Stored entries
= = = =

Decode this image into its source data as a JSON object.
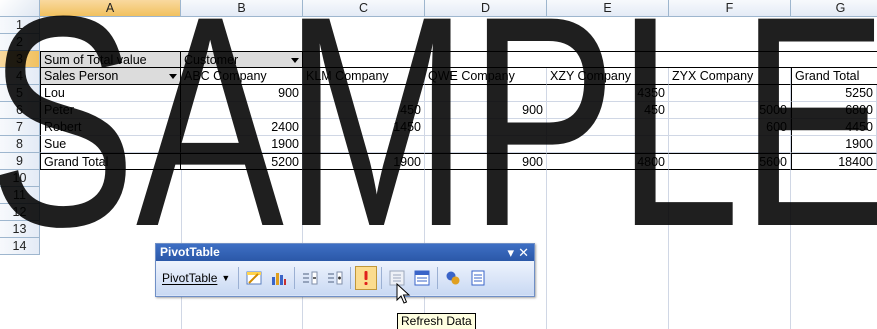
{
  "columns": [
    "A",
    "B",
    "C",
    "D",
    "E",
    "F",
    "G"
  ],
  "selected_column": "A",
  "row_numbers": [
    "1",
    "2",
    "3",
    "4",
    "5",
    "6",
    "7",
    "8",
    "9",
    "10",
    "11",
    "12",
    "13",
    "14"
  ],
  "selected_row": "3",
  "pivot": {
    "data_field": "Sum of Total value",
    "column_field": "Customer",
    "row_field": "Sales Person",
    "column_headers": [
      "ABC Company",
      "KLM Company",
      "QWE Company",
      "XZY Company",
      "ZYX Company",
      "Grand Total"
    ],
    "rows": [
      {
        "label": "Lou",
        "values": [
          "900",
          "",
          "",
          "4350",
          "",
          "5250"
        ]
      },
      {
        "label": "Peter",
        "values": [
          "",
          "450",
          "900",
          "450",
          "5000",
          "6800"
        ]
      },
      {
        "label": "Robert",
        "values": [
          "2400",
          "1450",
          "",
          "",
          "600",
          "4450"
        ]
      },
      {
        "label": "Sue",
        "values": [
          "1900",
          "",
          "",
          "",
          "",
          "1900"
        ]
      }
    ],
    "grand_total": {
      "label": "Grand Total",
      "values": [
        "5200",
        "1900",
        "900",
        "4800",
        "5600",
        "18400"
      ]
    }
  },
  "toolbar": {
    "title": "PivotTable",
    "menu_label": "PivotTable",
    "menu_chevron_icon": "dropdown-triangle",
    "title_dropdown_icon": "chevron-down",
    "title_close_icon": "close-x",
    "tools": [
      {
        "name": "format-report-icon"
      },
      {
        "name": "chart-wizard-icon"
      },
      {
        "name": "hide-detail-icon"
      },
      {
        "name": "show-detail-icon"
      },
      {
        "name": "refresh-data-icon"
      },
      {
        "name": "include-hidden-items-icon"
      },
      {
        "name": "always-display-items-icon"
      },
      {
        "name": "field-settings-icon"
      },
      {
        "name": "show-field-list-icon"
      }
    ],
    "pressed_tool": "refresh-data-icon"
  },
  "tooltip": "Refresh Data",
  "watermark_text": "SAMPLE",
  "colors": {
    "header_bg": "#e4ebf6",
    "selected_header": "#f1c15f",
    "toolbar_title": "#2b58a8",
    "refresh_icon": "#e0201b",
    "grid_line": "#d0d7e5",
    "watermark": "#000000"
  }
}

= = = =

## Task requirements
Each record above should be copied character for character, with pictures dropped.

## The answer
Decode this image into its source data as a JSON object.
{
  "columns": [
    "A",
    "B",
    "C",
    "D",
    "E",
    "F",
    "G"
  ],
  "selected_column": "A",
  "row_numbers": [
    "1",
    "2",
    "3",
    "4",
    "5",
    "6",
    "7",
    "8",
    "9",
    "10",
    "11",
    "12",
    "13",
    "14"
  ],
  "selected_row": "3",
  "pivot": {
    "data_field": "Sum of Total value",
    "column_field": "Customer",
    "row_field": "Sales Person",
    "column_headers": [
      "ABC Company",
      "KLM Company",
      "QWE Company",
      "XZY Company",
      "ZYX Company",
      "Grand Total"
    ],
    "rows": [
      {
        "label": "Lou",
        "values": [
          "900",
          "",
          "",
          "4350",
          "",
          "5250"
        ]
      },
      {
        "label": "Peter",
        "values": [
          "",
          "450",
          "900",
          "450",
          "5000",
          "6800"
        ]
      },
      {
        "label": "Robert",
        "values": [
          "2400",
          "1450",
          "",
          "",
          "600",
          "4450"
        ]
      },
      {
        "label": "Sue",
        "values": [
          "1900",
          "",
          "",
          "",
          "",
          "1900"
        ]
      }
    ],
    "grand_total": {
      "label": "Grand Total",
      "values": [
        "5200",
        "1900",
        "900",
        "4800",
        "5600",
        "18400"
      ]
    }
  },
  "toolbar": {
    "title": "PivotTable",
    "menu_label": "PivotTable",
    "menu_chevron_icon": "dropdown-triangle",
    "title_dropdown_icon": "chevron-down",
    "title_close_icon": "close-x",
    "tools": [
      {
        "name": "format-report-icon"
      },
      {
        "name": "chart-wizard-icon"
      },
      {
        "name": "hide-detail-icon"
      },
      {
        "name": "show-detail-icon"
      },
      {
        "name": "refresh-data-icon"
      },
      {
        "name": "include-hidden-items-icon"
      },
      {
        "name": "always-display-items-icon"
      },
      {
        "name": "field-settings-icon"
      },
      {
        "name": "show-field-list-icon"
      }
    ],
    "pressed_tool": "refresh-data-icon"
  },
  "tooltip": "Refresh Data",
  "watermark_text": "SAMPLE",
  "colors": {
    "header_bg": "#e4ebf6",
    "selected_header": "#f1c15f",
    "toolbar_title": "#2b58a8",
    "refresh_icon": "#e0201b",
    "grid_line": "#d0d7e5",
    "watermark": "#000000"
  }
}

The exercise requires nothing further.